## Instruction
Check every line below for the word "OSPREY" and copy each one that has it.

··· Listed entries ···

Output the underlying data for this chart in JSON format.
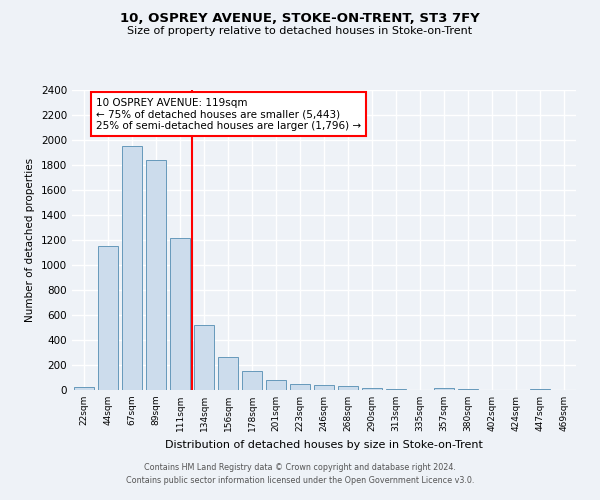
{
  "title": "10, OSPREY AVENUE, STOKE-ON-TRENT, ST3 7FY",
  "subtitle": "Size of property relative to detached houses in Stoke-on-Trent",
  "xlabel": "Distribution of detached houses by size in Stoke-on-Trent",
  "ylabel": "Number of detached properties",
  "categories": [
    "22sqm",
    "44sqm",
    "67sqm",
    "89sqm",
    "111sqm",
    "134sqm",
    "156sqm",
    "178sqm",
    "201sqm",
    "223sqm",
    "246sqm",
    "268sqm",
    "290sqm",
    "313sqm",
    "335sqm",
    "357sqm",
    "380sqm",
    "402sqm",
    "424sqm",
    "447sqm",
    "469sqm"
  ],
  "values": [
    25,
    1150,
    1950,
    1840,
    1220,
    520,
    265,
    150,
    80,
    50,
    40,
    35,
    15,
    10,
    0,
    18,
    5,
    0,
    0,
    5,
    2
  ],
  "bar_color": "#ccdcec",
  "bar_edge_color": "#6699bb",
  "vline_x": 4.5,
  "vline_color": "red",
  "annotation_text": "10 OSPREY AVENUE: 119sqm\n← 75% of detached houses are smaller (5,443)\n25% of semi-detached houses are larger (1,796) →",
  "annotation_box_color": "white",
  "annotation_box_edge": "red",
  "ylim": [
    0,
    2400
  ],
  "yticks": [
    0,
    200,
    400,
    600,
    800,
    1000,
    1200,
    1400,
    1600,
    1800,
    2000,
    2200,
    2400
  ],
  "background_color": "#eef2f7",
  "grid_color": "white",
  "footer1": "Contains HM Land Registry data © Crown copyright and database right 2024.",
  "footer2": "Contains public sector information licensed under the Open Government Licence v3.0."
}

···

## In response
  "title": "10, OSPREY AVENUE, STOKE-ON-TRENT, ST3 7FY",
  "annotation_text": "10 OSPREY AVENUE: 119sqm\n← 75% of detached houses are smaller (5,443)\n25% of semi-detached houses are larger (1,796) →",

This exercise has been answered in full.